[Collected data entries]
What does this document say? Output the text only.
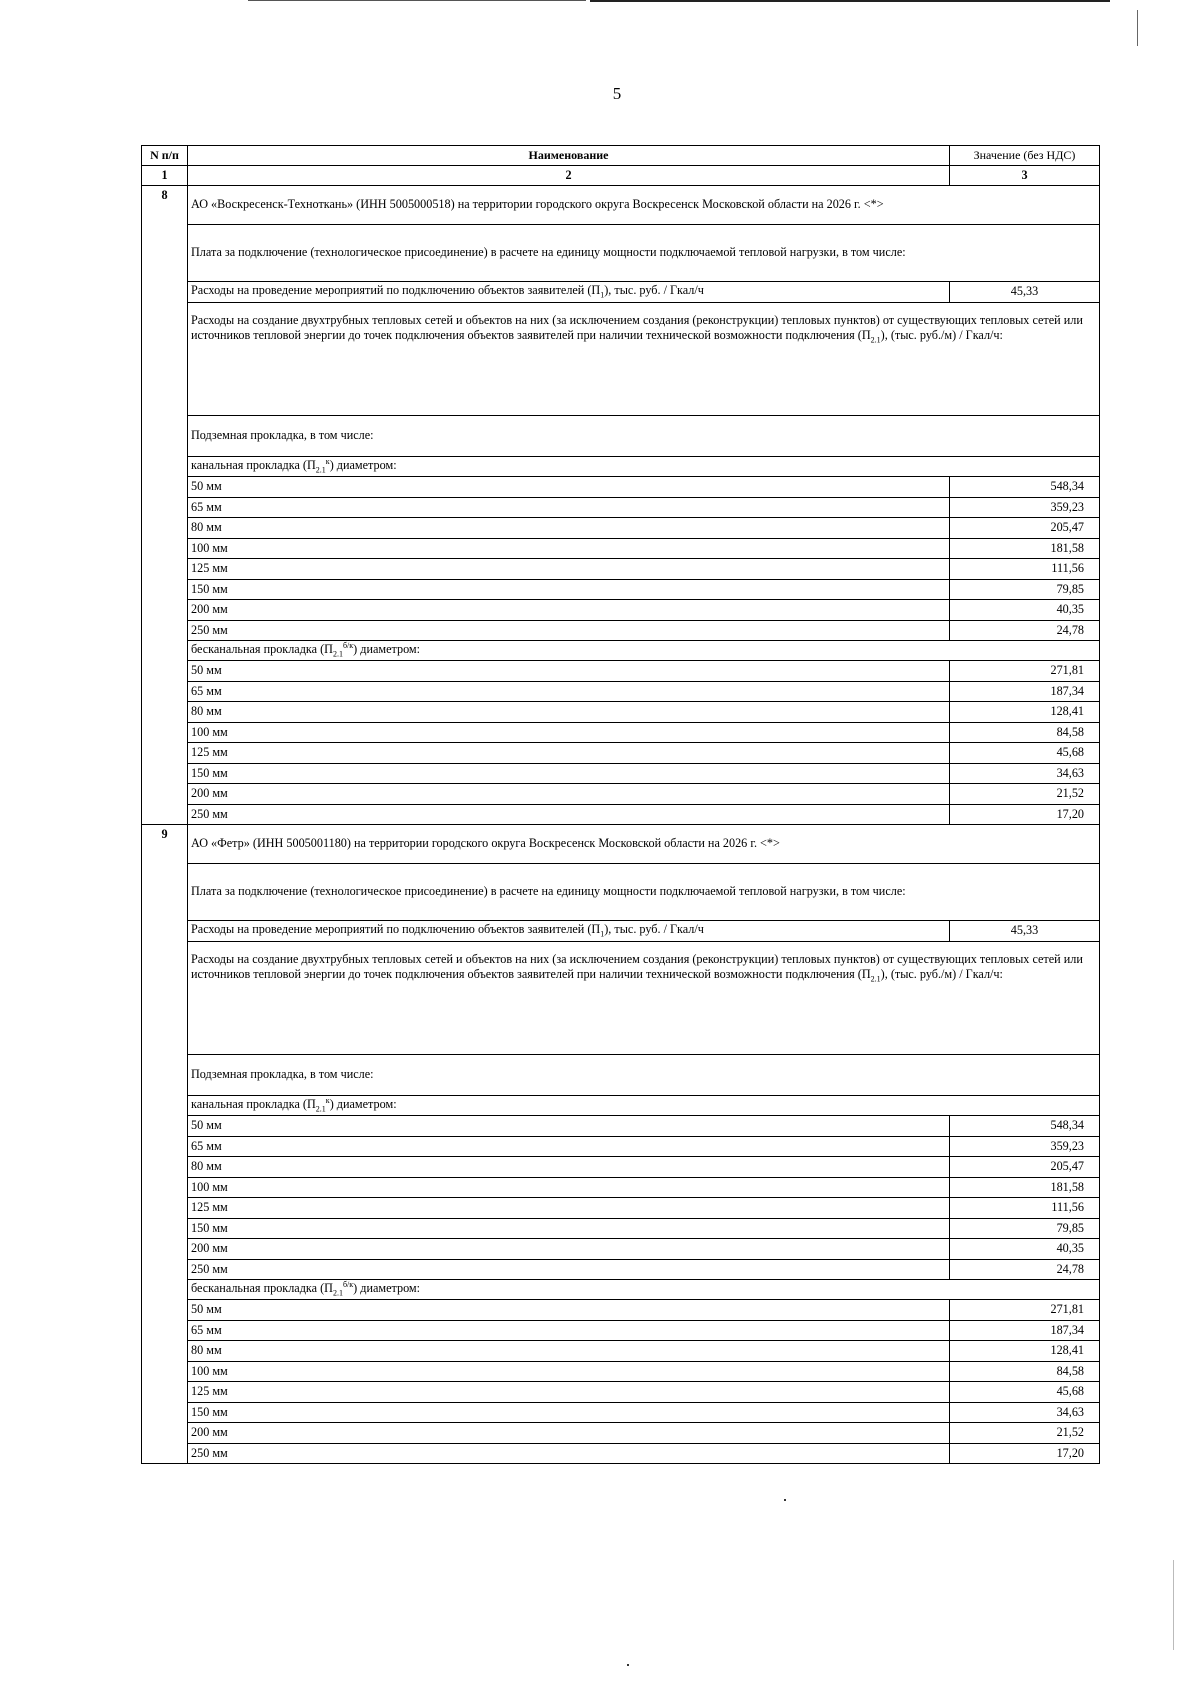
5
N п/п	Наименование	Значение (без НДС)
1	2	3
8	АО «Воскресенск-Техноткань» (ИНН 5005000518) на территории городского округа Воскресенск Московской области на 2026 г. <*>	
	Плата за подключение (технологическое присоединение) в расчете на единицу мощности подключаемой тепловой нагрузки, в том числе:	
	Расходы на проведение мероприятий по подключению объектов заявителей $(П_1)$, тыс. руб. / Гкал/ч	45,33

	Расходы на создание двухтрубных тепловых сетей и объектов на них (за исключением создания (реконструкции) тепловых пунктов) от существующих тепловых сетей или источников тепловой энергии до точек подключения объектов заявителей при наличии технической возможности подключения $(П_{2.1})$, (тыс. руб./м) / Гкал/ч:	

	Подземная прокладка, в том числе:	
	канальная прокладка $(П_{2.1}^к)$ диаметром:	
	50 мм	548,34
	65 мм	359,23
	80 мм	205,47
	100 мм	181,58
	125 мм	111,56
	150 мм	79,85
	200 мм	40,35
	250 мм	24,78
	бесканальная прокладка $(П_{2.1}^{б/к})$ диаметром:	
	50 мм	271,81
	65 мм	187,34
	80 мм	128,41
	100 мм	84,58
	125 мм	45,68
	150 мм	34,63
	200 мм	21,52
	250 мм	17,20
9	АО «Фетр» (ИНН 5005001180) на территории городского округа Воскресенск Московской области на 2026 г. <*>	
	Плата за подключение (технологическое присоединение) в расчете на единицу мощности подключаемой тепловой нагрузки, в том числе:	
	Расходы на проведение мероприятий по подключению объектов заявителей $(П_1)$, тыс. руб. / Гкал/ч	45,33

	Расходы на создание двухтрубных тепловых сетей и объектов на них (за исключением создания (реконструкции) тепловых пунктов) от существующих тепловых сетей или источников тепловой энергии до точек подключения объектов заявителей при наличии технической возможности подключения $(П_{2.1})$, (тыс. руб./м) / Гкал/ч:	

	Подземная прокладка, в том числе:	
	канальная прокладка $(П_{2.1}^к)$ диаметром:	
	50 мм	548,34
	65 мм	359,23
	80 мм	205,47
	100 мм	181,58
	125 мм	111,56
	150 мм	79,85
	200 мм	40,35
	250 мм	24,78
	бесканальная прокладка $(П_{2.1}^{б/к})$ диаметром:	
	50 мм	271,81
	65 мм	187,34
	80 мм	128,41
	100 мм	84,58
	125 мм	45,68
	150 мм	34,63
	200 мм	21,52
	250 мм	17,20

=== Exercise aim ===
Repeat all the records above exactly, leaving out any pictures.

=== Response to the exercise ===
What does this document say? Output the text only.
5
N п/п	Наименование	Значение (без НДС)
1	2	3
8	АО «Воскресенск-Техноткань» (ИНН 5005000518) на территории городского округа Воскресенск Московской области на 2026 г. <*>	
	Плата за подключение (технологическое присоединение) в расчете на единицу мощности подключаемой тепловой нагрузки, в том числе:	
	Расходы на проведение мероприятий по подключению объектов заявителей $(П_1)$, тыс. руб. / Гкал/ч	45,33

	Расходы на создание двухтрубных тепловых сетей и объектов на них (за исключением создания (реконструкции) тепловых пунктов) от существующих тепловых сетей или источников тепловой энергии до точек подключения объектов заявителей при наличии технической возможности подключения $(П_{2.1})$, (тыс. руб./м) / Гкал/ч:	

	Подземная прокладка, в том числе:	
	канальная прокладка $(П_{2.1}^к)$ диаметром:	
	50 мм	548,34
	65 мм	359,23
	80 мм	205,47
	100 мм	181,58
	125 мм	111,56
	150 мм	79,85
	200 мм	40,35
	250 мм	24,78
	бесканальная прокладка $(П_{2.1}^{б/к})$ диаметром:	
	50 мм	271,81
	65 мм	187,34
	80 мм	128,41
	100 мм	84,58
	125 мм	45,68
	150 мм	34,63
	200 мм	21,52
	250 мм	17,20
9	АО «Фетр» (ИНН 5005001180) на территории городского округа Воскресенск Московской области на 2026 г. <*>	
	Плата за подключение (технологическое присоединение) в расчете на единицу мощности подключаемой тепловой нагрузки, в том числе:	
	Расходы на проведение мероприятий по подключению объектов заявителей $(П_1)$, тыс. руб. / Гкал/ч	45,33

	Расходы на создание двухтрубных тепловых сетей и объектов на них (за исключением создания (реконструкции) тепловых пунктов) от существующих тепловых сетей или источников тепловой энергии до точек подключения объектов заявителей при наличии технической возможности подключения $(П_{2.1})$, (тыс. руб./м) / Гкал/ч:	

	Подземная прокладка, в том числе:	
	канальная прокладка $(П_{2.1}^к)$ диаметром:	
	50 мм	548,34
	65 мм	359,23
	80 мм	205,47
	100 мм	181,58
	125 мм	111,56
	150 мм	79,85
	200 мм	40,35
	250 мм	24,78
	бесканальная прокладка $(П_{2.1}^{б/к})$ диаметром:	
	50 мм	271,81
	65 мм	187,34
	80 мм	128,41
	100 мм	84,58
	125 мм	45,68
	150 мм	34,63
	200 мм	21,52
	250 мм	17,20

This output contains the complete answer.